The first graph (post #42) explicitly states that the horizontal axis is "The depth at which incident started."

EDIT:
To be explicit, DCI and other incidents which start at depth would not count as surface for this graph.
 
Complete and utter garbage, for a property weighted scuba diver the surface is where you’re the safest. You can’t get decompression sickness if you stay on the surface, you can’t drown if you stay on the surface, you can’t hit yourself with a boat some other clown has to do it. YouTube crap.
Edit: This stuff must be made for people who have no experience of going outside their own houses.
In an age where it’s stylish to integrate all of ones weight onto the S.C.U.B.A rig in an unditchable manner AND be overweighted is absolute madness!
May as well just tie someone to a marble pillar and throw them overboard.
What happened to learning proper weighting first and the physics behind it, then applying that to diving? They used to teach skin diving skills first and proper weighting way before students were ever allowed to don a scuba unit. And prior to BC’s students absolutely needed to be properly weighted or they couldn’t stay on the surface or dive at all. This whole new fashion of elevator diving is really warped.
I’m with you, theoretically the surface should be the safest place to be and there no reason why it shouldn’t. When divers get uneasy or run into a problem at depth the surface is the ultimate goal to reach. It’s not a place to dread.
 
...
I’m with you, theoretically the surface should be the safest place to be and there no reason why it shouldn’t...
Theoretically it is. Realistically it isn't. Primarily because of complacency etc, not inherent danger.
 
Theoretically it is. Realistically it isn't. Primarily because of complacency etc, not inherent danger.
“Realistically it isn’t”
Who’s reality is that?
You have an unlimited source of air, and you can be seen and located by surface crew or buddy, if you’re not feeling well and need to be sick you are at the safest place for that to happen.
Complacency needs to be trained out of those who take gear for granted. I’m assuming you mean “complacency” in terms of people using (or abusing) a BC for what it’s not supposed to be.
Still to me the biggest factor in surface hazards is the modern culture if gross overweighting, if Complacency applies to this phenomenon then you’re right. This alone explains why people surface in distress, then sink back below the waves and die. Part of establishing positive buoyancy at the surface is not being negative at the surface in the first place.
 
“Realistically it isn’t”
Who’s reality is that?
Reality as measured by BSAC and other organizations.

You have an unlimited source of air, and you can be seen and located by surface crew or buddy, if you’re not feeling well and need to be sick you are at the safest place for that to happen.
All of this is true.

Complacency needs to be trained out of those who take gear for granted. I’m assuming you mean “complacency” in terms of people using (or abusing) a BC for what it’s not supposed to be.
Still to me the biggest factor in surface hazards is the modern culture if gross overweighting, if Complacency applies to this phenomenon then you’re right. This alone explains why people surface in distress, then sink back below the waves and die. Part of establishing positive buoyancy at the surface is not being negative at the surface in the first place.
Agree that these are big issues, but there are others as well.
 
“Realistically it isn’t”

====

**Requirements:**
1. Rewrite the stretch of the diving thread from "The first graph" through "for this graph.", putting "chart" in place of "graph".
2. For each statement, answer yes or no on whether the diving thread agrees, and quote the words that decide it. (a) The first graph's horizontal axis is the depth at which an incident started. (b) DCI that starts at depth counts as surface for the graph. (c) The reply to "Who's reality is that?" refers to BSAC.
The listing that comes next has no connection to the diving thread.

**Supplied material:**
====

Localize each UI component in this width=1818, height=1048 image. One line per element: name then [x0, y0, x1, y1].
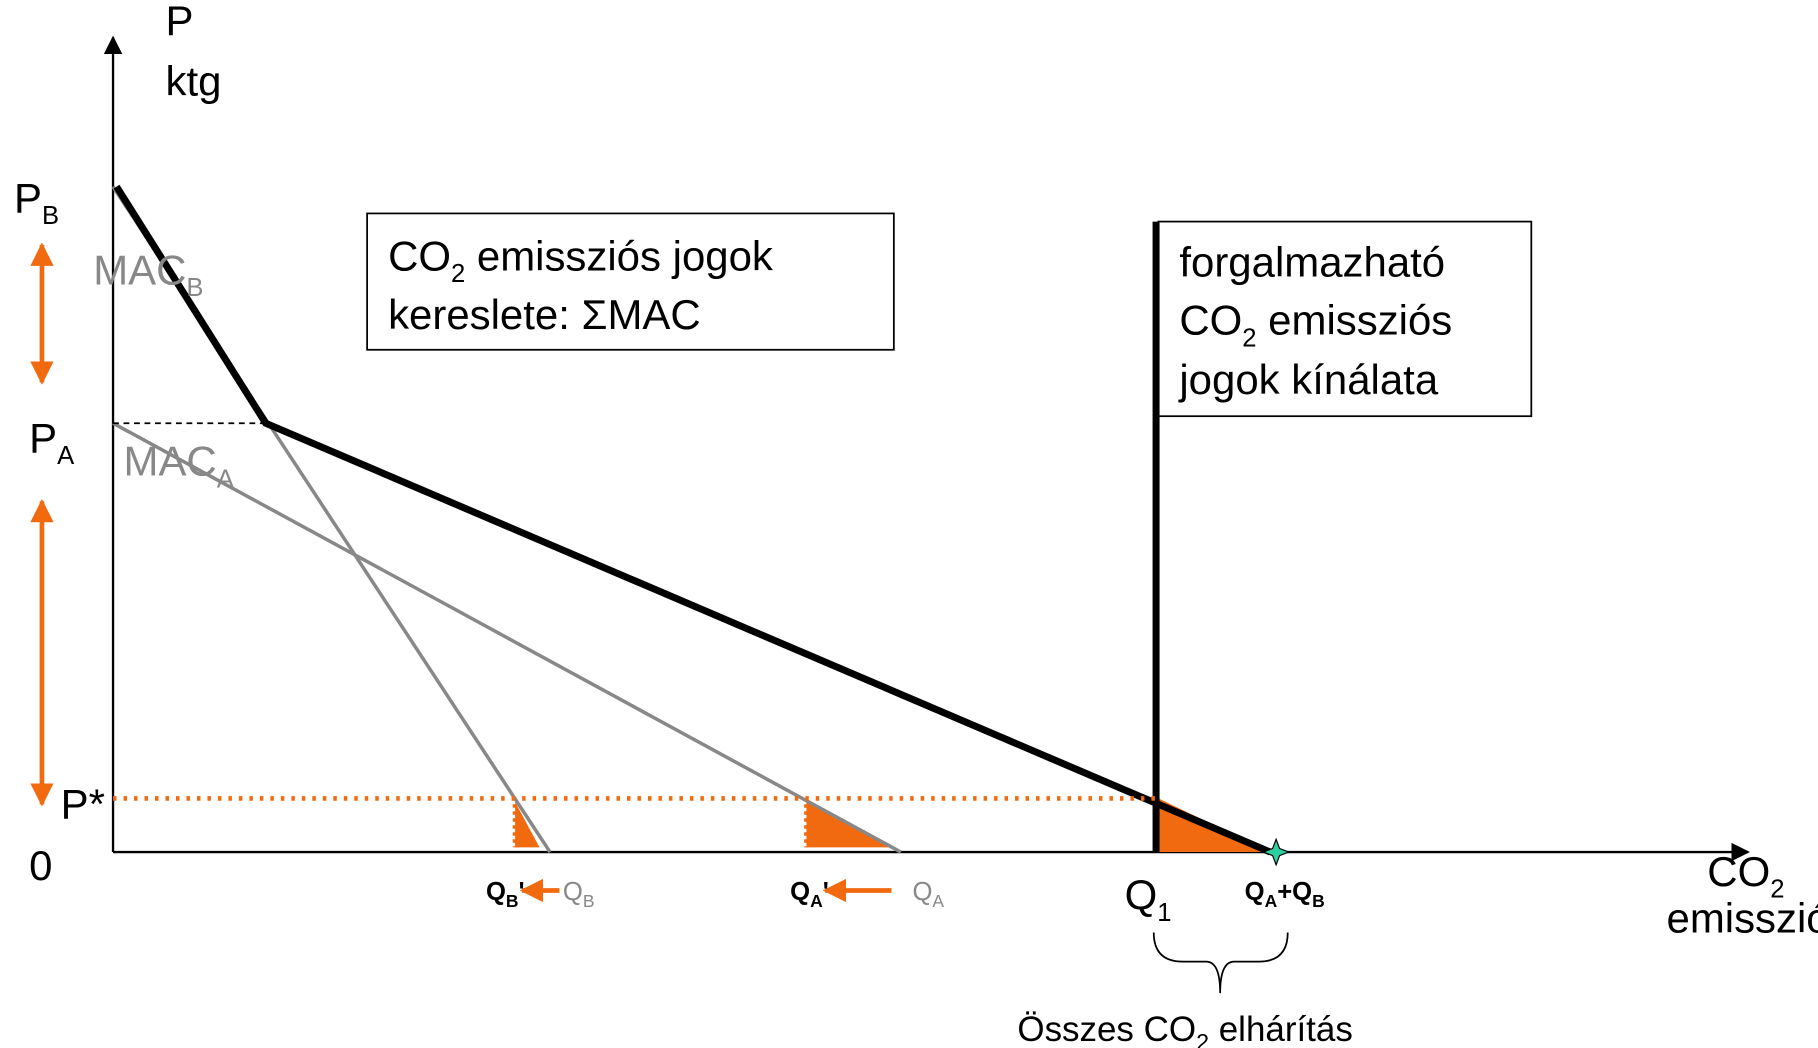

====

**Responses to the exercise:**
1.
The first chart (post #42) explicitly states that the horizontal axis is "The depth at which incident started."

EDIT:
To be explicit, DCI and other incidents which start at depth would not count as surface for this chart.

2.
(a) Yes: "explicitly states that the horizontal axis is "The depth at which incident started.""
(b) No: "DCI and other incidents which start at depth would not count as surface for this graph."
(c) Yes: "Reality as measured by BSAC and other organizations."